EXERCISE DESCRIPTION — Drop every picture, then transcribe the remaining data exactly.

::::::::::

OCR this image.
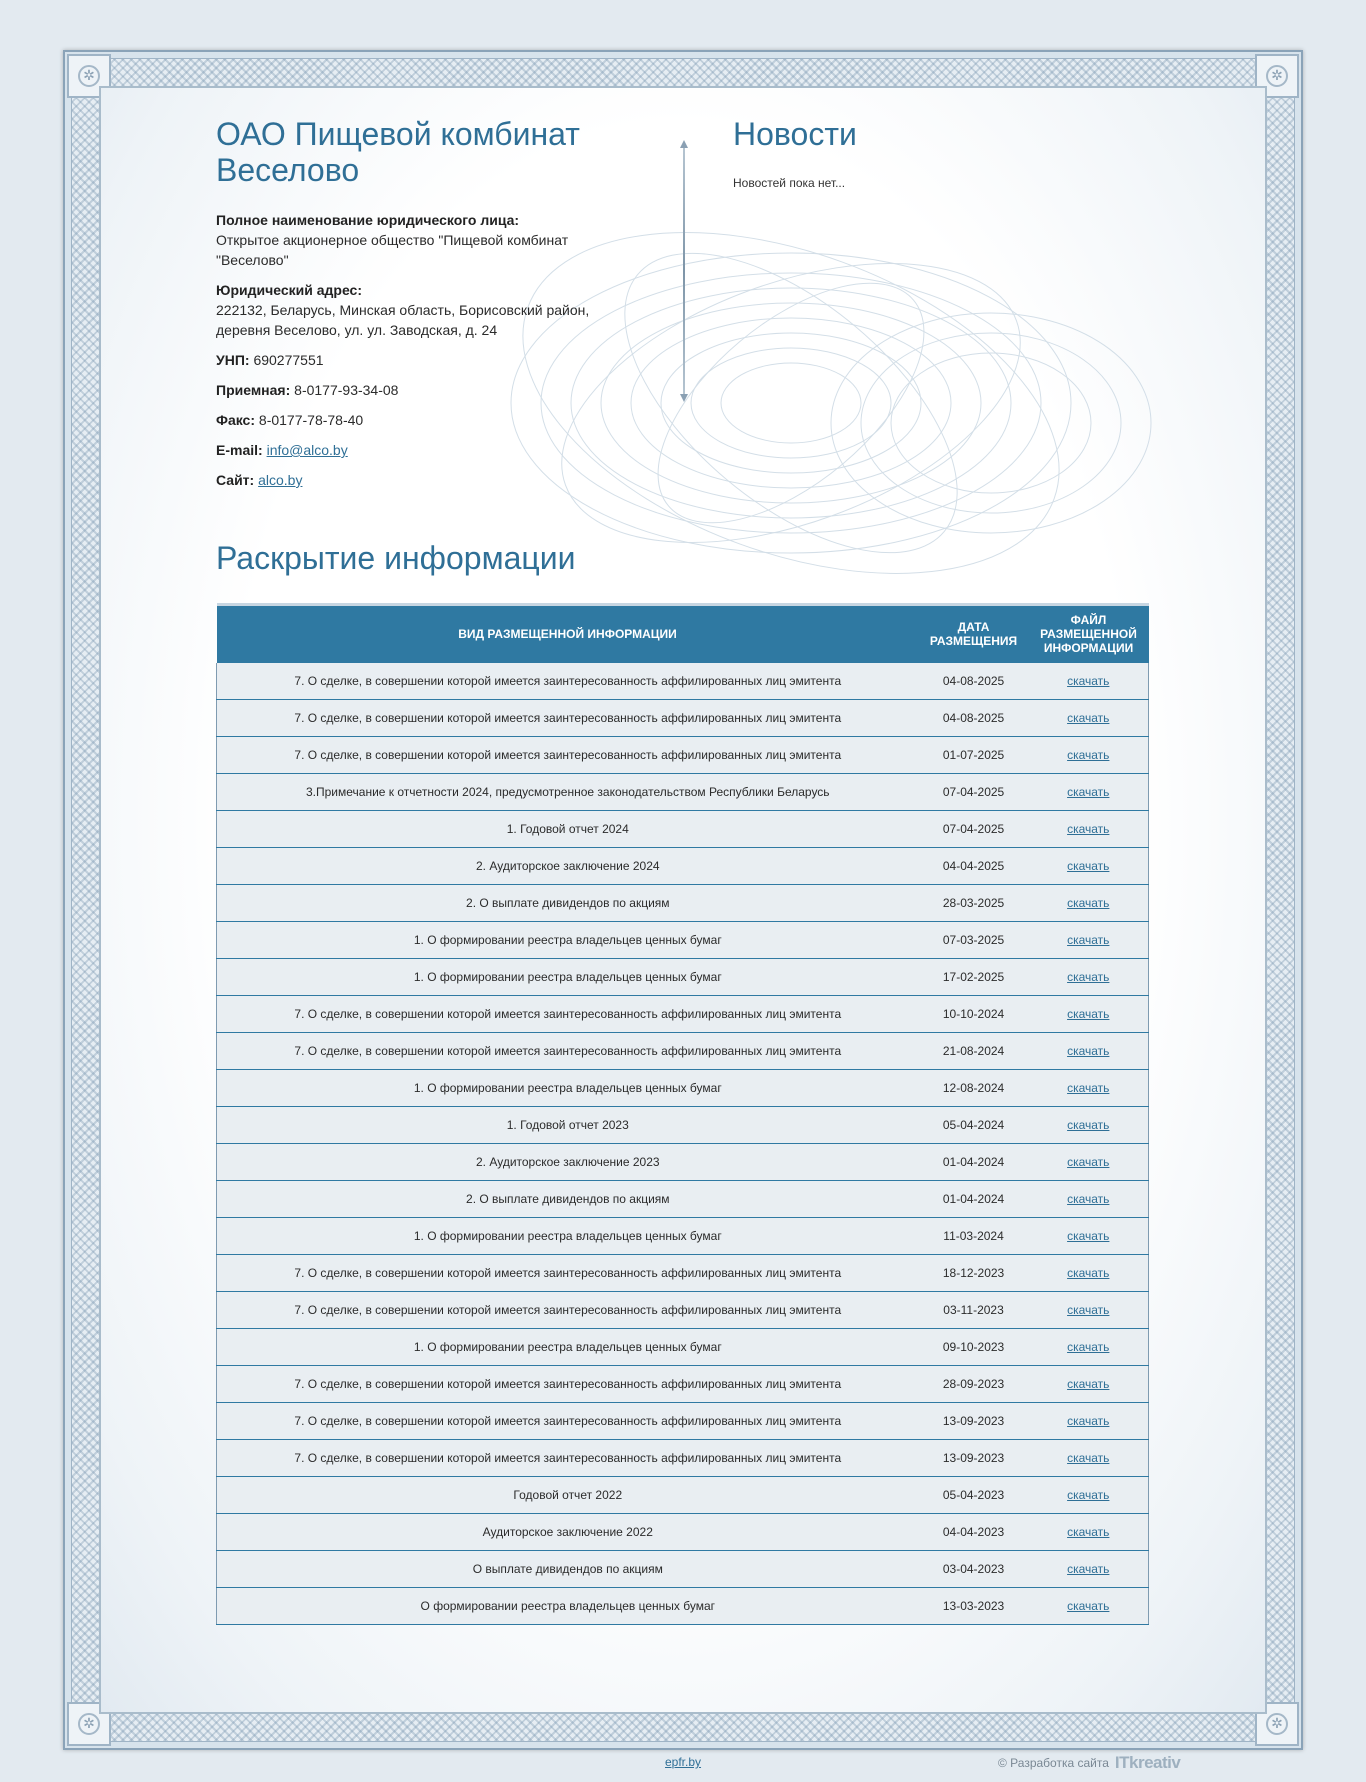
✲	✲
✲	✲
ОАО Пищевой комбинат Веселово

Полное наименование юридического лица:
Открытое акционерное общество "Пищевой комбинат "Веселово"

Юридический адрес:
222132, Беларусь, Минская область, Борисовский район, деревня Веселово, ул. ул. Заводская, д. 24

УНП: 690277551

Приемная: 8-0177-93-34-08

Факс: 8-0177-78-78-40

E-mail: info@alco.by

Сайт: alco.by

Новости
Новостей пока нет...
Раскрытие информации
ВИД РАЗМЕЩЕННОЙ ИНФОРМАЦИИ	ДАТА РАЗМЕЩЕНИЯ	ФАЙЛ РАЗМЕЩЕННОЙ ИНФОРМАЦИИ
7. О сделке, в совершении которой имеется заинтересованность аффилированных лиц эмитента	04-08-2025	скачать
7. О сделке, в совершении которой имеется заинтересованность аффилированных лиц эмитента	04-08-2025	скачать
7. О сделке, в совершении которой имеется заинтересованность аффилированных лиц эмитента	01-07-2025	скачать
3.Примечание к отчетности 2024, предусмотренное законодательством Республики Беларусь	07-04-2025	скачать
1. Годовой отчет 2024	07-04-2025	скачать
2. Аудиторское заключение 2024	04-04-2025	скачать
2. О выплате дивидендов по акциям	28-03-2025	скачать
1. О формировании реестра владельцев ценных бумаг	07-03-2025	скачать
1. О формировании реестра владельцев ценных бумаг	17-02-2025	скачать
7. О сделке, в совершении которой имеется заинтересованность аффилированных лиц эмитента	10-10-2024	скачать
7. О сделке, в совершении которой имеется заинтересованность аффилированных лиц эмитента	21-08-2024	скачать
1. О формировании реестра владельцев ценных бумаг	12-08-2024	скачать
1. Годовой отчет 2023	05-04-2024	скачать
2. Аудиторское заключение 2023	01-04-2024	скачать
2. О выплате дивидендов по акциям	01-04-2024	скачать
1. О формировании реестра владельцев ценных бумаг	11-03-2024	скачать
7. О сделке, в совершении которой имеется заинтересованность аффилированных лиц эмитента	18-12-2023	скачать
7. О сделке, в совершении которой имеется заинтересованность аффилированных лиц эмитента	03-11-2023	скачать
1. О формировании реестра владельцев ценных бумаг	09-10-2023	скачать
7. О сделке, в совершении которой имеется заинтересованность аффилированных лиц эмитента	28-09-2023	скачать
7. О сделке, в совершении которой имеется заинтересованность аффилированных лиц эмитента	13-09-2023	скачать
7. О сделке, в совершении которой имеется заинтересованность аффилированных лиц эмитента	13-09-2023	скачать
Годовой отчет 2022	05-04-2023	скачать
Аудиторское заключение 2022	04-04-2023	скачать
О выплате дивидендов по акциям	03-04-2023	скачать
О формировании реестра владельцев ценных бумаг	13-03-2023	скачать
epfr.by	© Разработка сайта ITkreativ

::::::::::

TASK RESULT —
OCR this image.
✲	✲
✲	✲
ОАО Пищевой комбинат Веселово

Полное наименование юридического лица:
Открытое акционерное общество "Пищевой комбинат "Веселово"

Юридический адрес:
222132, Беларусь, Минская область, Борисовский район, деревня Веселово, ул. ул. Заводская, д. 24

УНП: 690277551

Приемная: 8-0177-93-34-08

Факс: 8-0177-78-78-40

E-mail: info@alco.by

Сайт: alco.by

Новости
Новостей пока нет...
Раскрытие информации
ВИД РАЗМЕЩЕННОЙ ИНФОРМАЦИИ	ДАТА РАЗМЕЩЕНИЯ	ФАЙЛ РАЗМЕЩЕННОЙ ИНФОРМАЦИИ
7. О сделке, в совершении которой имеется заинтересованность аффилированных лиц эмитента	04-08-2025	скачать
7. О сделке, в совершении которой имеется заинтересованность аффилированных лиц эмитента	04-08-2025	скачать
7. О сделке, в совершении которой имеется заинтересованность аффилированных лиц эмитента	01-07-2025	скачать
3.Примечание к отчетности 2024, предусмотренное законодательством Республики Беларусь	07-04-2025	скачать
1. Годовой отчет 2024	07-04-2025	скачать
2. Аудиторское заключение 2024	04-04-2025	скачать
2. О выплате дивидендов по акциям	28-03-2025	скачать
1. О формировании реестра владельцев ценных бумаг	07-03-2025	скачать
1. О формировании реестра владельцев ценных бумаг	17-02-2025	скачать
7. О сделке, в совершении которой имеется заинтересованность аффилированных лиц эмитента	10-10-2024	скачать
7. О сделке, в совершении которой имеется заинтересованность аффилированных лиц эмитента	21-08-2024	скачать
1. О формировании реестра владельцев ценных бумаг	12-08-2024	скачать
1. Годовой отчет 2023	05-04-2024	скачать
2. Аудиторское заключение 2023	01-04-2024	скачать
2. О выплате дивидендов по акциям	01-04-2024	скачать
1. О формировании реестра владельцев ценных бумаг	11-03-2024	скачать
7. О сделке, в совершении которой имеется заинтересованность аффилированных лиц эмитента	18-12-2023	скачать
7. О сделке, в совершении которой имеется заинтересованность аффилированных лиц эмитента	03-11-2023	скачать
1. О формировании реестра владельцев ценных бумаг	09-10-2023	скачать
7. О сделке, в совершении которой имеется заинтересованность аффилированных лиц эмитента	28-09-2023	скачать
7. О сделке, в совершении которой имеется заинтересованность аффилированных лиц эмитента	13-09-2023	скачать
7. О сделке, в совершении которой имеется заинтересованность аффилированных лиц эмитента	13-09-2023	скачать
Годовой отчет 2022	05-04-2023	скачать
Аудиторское заключение 2022	04-04-2023	скачать
О выплате дивидендов по акциям	03-04-2023	скачать
О формировании реестра владельцев ценных бумаг	13-03-2023	скачать
epfr.by	© Разработка сайта ITkreativ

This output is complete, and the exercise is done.